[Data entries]
= = =
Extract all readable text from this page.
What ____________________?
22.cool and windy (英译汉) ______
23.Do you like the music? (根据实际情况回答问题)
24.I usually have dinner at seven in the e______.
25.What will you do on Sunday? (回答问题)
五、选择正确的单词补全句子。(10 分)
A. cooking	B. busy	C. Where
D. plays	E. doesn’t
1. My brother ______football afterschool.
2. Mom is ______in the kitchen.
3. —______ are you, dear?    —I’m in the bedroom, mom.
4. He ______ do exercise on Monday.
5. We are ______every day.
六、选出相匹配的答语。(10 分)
= = =
● **What is asked**:
The records above should all be quoted exactly, please.

● **Task output**:
Extract all readable text from this page.
What ____________________?
22.cool and windy (英译汉) ______
23.Do you like the music? (根据实际情况回答问题)
24.I usually have dinner at seven in the e______.
25.What will you do on Sunday? (回答问题)
五、选择正确的单词补全句子。(10 分)
A. cooking	B. busy	C. Where
D. plays	E. doesn’t
1. My brother ______football afterschool.
2. Mom is ______in the kitchen.
3. —______ are you, dear?    —I’m in the bedroom, mom.
4. He ______ do exercise on Monday.
5. We are ______every day.
六、选出相匹配的答语。(10 分)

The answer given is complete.